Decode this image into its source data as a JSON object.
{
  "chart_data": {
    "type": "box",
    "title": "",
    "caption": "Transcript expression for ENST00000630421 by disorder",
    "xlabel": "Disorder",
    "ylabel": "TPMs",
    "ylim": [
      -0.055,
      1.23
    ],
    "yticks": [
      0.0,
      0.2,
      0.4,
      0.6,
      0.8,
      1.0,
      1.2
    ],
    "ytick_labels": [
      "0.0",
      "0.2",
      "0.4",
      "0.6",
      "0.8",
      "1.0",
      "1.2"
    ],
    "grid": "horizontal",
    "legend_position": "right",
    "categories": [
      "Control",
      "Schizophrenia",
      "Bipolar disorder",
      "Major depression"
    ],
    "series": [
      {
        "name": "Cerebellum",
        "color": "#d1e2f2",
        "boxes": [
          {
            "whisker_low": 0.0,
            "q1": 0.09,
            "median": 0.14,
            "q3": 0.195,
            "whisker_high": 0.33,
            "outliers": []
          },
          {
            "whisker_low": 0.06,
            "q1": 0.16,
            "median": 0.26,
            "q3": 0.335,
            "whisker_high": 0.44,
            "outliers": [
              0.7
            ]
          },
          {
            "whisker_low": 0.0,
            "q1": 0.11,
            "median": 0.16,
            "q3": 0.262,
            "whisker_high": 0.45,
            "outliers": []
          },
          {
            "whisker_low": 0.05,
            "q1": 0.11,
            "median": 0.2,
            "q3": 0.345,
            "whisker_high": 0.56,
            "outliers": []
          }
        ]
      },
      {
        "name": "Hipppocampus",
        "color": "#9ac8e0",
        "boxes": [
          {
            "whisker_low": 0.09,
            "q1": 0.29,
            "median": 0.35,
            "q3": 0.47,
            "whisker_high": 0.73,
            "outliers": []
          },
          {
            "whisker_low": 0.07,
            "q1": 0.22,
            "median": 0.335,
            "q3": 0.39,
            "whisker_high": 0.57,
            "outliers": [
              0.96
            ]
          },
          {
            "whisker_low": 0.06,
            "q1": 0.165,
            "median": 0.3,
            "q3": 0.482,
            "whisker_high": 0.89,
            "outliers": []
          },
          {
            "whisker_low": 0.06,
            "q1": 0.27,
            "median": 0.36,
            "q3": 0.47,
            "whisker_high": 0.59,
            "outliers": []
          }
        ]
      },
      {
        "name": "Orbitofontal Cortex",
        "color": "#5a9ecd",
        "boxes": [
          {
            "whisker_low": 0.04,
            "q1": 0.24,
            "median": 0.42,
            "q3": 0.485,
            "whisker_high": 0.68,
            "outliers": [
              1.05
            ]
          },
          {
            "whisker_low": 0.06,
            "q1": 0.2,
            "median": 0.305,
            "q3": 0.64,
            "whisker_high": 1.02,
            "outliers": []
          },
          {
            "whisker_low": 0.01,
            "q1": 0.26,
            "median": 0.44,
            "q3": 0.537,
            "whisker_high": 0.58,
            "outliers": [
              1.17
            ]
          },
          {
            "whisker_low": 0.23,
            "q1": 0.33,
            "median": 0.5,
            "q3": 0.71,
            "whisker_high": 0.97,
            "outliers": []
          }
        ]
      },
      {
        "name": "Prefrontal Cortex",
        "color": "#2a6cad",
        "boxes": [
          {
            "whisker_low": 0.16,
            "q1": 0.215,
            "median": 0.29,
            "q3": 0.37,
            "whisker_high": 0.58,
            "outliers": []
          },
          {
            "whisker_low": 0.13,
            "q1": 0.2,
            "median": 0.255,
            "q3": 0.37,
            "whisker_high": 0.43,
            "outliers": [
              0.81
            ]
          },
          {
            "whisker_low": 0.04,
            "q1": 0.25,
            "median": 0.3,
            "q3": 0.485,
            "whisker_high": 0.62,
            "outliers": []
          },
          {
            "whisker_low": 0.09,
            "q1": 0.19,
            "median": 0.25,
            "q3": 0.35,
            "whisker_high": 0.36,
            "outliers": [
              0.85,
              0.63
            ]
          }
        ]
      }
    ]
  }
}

^^^^

Repeat the material above exactly.

Decode this image into its source data as a JSON object.
{
  "chart_data": {
    "type": "box",
    "title": "",
    "caption": "Transcript expression for ENST00000630421 by disorder",
    "xlabel": "Disorder",
    "ylabel": "TPMs",
    "ylim": [
      -0.055,
      1.23
    ],
    "yticks": [
      0.0,
      0.2,
      0.4,
      0.6,
      0.8,
      1.0,
      1.2
    ],
    "ytick_labels": [
      "0.0",
      "0.2",
      "0.4",
      "0.6",
      "0.8",
      "1.0",
      "1.2"
    ],
    "grid": "horizontal",
    "legend_position": "right",
    "categories": [
      "Control",
      "Schizophrenia",
      "Bipolar disorder",
      "Major depression"
    ],
    "series": [
      {
        "name": "Cerebellum",
        "color": "#d1e2f2",
        "boxes": [
          {
            "whisker_low": 0.0,
            "q1": 0.09,
            "median": 0.14,
            "q3": 0.195,
            "whisker_high": 0.33,
            "outliers": []
          },
          {
            "whisker_low": 0.06,
            "q1": 0.16,
            "median": 0.26,
            "q3": 0.335,
            "whisker_high": 0.44,
            "outliers": [
              0.7
            ]
          },
          {
            "whisker_low": 0.0,
            "q1": 0.11,
            "median": 0.16,
            "q3": 0.262,
            "whisker_high": 0.45,
            "outliers": []
          },
          {
            "whisker_low": 0.05,
            "q1": 0.11,
            "median": 0.2,
            "q3": 0.345,
            "whisker_high": 0.56,
            "outliers": []
          }
        ]
      },
      {
        "name": "Hipppocampus",
        "color": "#9ac8e0",
        "boxes": [
          {
            "whisker_low": 0.09,
            "q1": 0.29,
            "median": 0.35,
            "q3": 0.47,
            "whisker_high": 0.73,
            "outliers": []
          },
          {
            "whisker_low": 0.07,
            "q1": 0.22,
            "median": 0.335,
            "q3": 0.39,
            "whisker_high": 0.57,
            "outliers": [
              0.96
            ]
          },
          {
            "whisker_low": 0.06,
            "q1": 0.165,
            "median": 0.3,
            "q3": 0.482,
            "whisker_high": 0.89,
            "outliers": []
          },
          {
            "whisker_low": 0.06,
            "q1": 0.27,
            "median": 0.36,
            "q3": 0.47,
            "whisker_high": 0.59,
            "outliers": []
          }
        ]
      },
      {
        "name": "Orbitofontal Cortex",
        "color": "#5a9ecd",
        "boxes": [
          {
            "whisker_low": 0.04,
            "q1": 0.24,
            "median": 0.42,
            "q3": 0.485,
            "whisker_high": 0.68,
            "outliers": [
              1.05
            ]
          },
          {
            "whisker_low": 0.06,
            "q1": 0.2,
            "median": 0.305,
            "q3": 0.64,
            "whisker_high": 1.02,
            "outliers": []
          },
          {
            "whisker_low": 0.01,
            "q1": 0.26,
            "median": 0.44,
            "q3": 0.537,
            "whisker_high": 0.58,
            "outliers": [
              1.17
            ]
          },
          {
            "whisker_low": 0.23,
            "q1": 0.33,
            "median": 0.5,
            "q3": 0.71,
            "whisker_high": 0.97,
            "outliers": []
          }
        ]
      },
      {
        "name": "Prefrontal Cortex",
        "color": "#2a6cad",
        "boxes": [
          {
            "whisker_low": 0.16,
            "q1": 0.215,
            "median": 0.29,
            "q3": 0.37,
            "whisker_high": 0.58,
            "outliers": []
          },
          {
            "whisker_low": 0.13,
            "q1": 0.2,
            "median": 0.255,
            "q3": 0.37,
            "whisker_high": 0.43,
            "outliers": [
              0.81
            ]
          },
          {
            "whisker_low": 0.04,
            "q1": 0.25,
            "median": 0.3,
            "q3": 0.485,
            "whisker_high": 0.62,
            "outliers": []
          },
          {
            "whisker_low": 0.09,
            "q1": 0.19,
            "median": 0.25,
            "q3": 0.35,
            "whisker_high": 0.36,
            "outliers": [
              0.85,
              0.63
            ]
          }
        ]
      }
    ]
  }
}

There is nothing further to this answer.